* Exercise goal *
Could you print every record below exactly as it appears?

* Provided material *
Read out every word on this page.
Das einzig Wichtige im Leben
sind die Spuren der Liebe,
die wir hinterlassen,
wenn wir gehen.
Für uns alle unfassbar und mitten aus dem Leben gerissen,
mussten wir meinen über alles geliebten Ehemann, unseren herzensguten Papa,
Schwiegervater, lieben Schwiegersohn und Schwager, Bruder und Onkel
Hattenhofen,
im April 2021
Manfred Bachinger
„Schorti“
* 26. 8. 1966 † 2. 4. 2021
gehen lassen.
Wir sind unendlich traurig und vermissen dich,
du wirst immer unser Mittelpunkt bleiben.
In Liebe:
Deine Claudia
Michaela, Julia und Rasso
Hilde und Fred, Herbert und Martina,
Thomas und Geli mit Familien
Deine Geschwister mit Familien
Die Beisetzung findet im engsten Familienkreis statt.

* Output for this exercise *
Read out every word on this page.
Das einzig Wichtige im Leben
sind die Spuren der Liebe,
die wir hinterlassen,
wenn wir gehen.
Für uns alle unfassbar und mitten aus dem Leben gerissen,
mussten wir meinen über alles geliebten Ehemann, unseren herzensguten Papa,
Schwiegervater, lieben Schwiegersohn und Schwager, Bruder und Onkel
Hattenhofen,
im April 2021
Manfred Bachinger
„Schorti“
* 26. 8. 1966 † 2. 4. 2021
gehen lassen.
Wir sind unendlich traurig und vermissen dich,
du wirst immer unser Mittelpunkt bleiben.
In Liebe:
Deine Claudia
Michaela, Julia und Rasso
Hilde und Fred, Herbert und Martina,
Thomas und Geli mit Familien
Deine Geschwister mit Familien
Die Beisetzung findet im engsten Familienkreis statt.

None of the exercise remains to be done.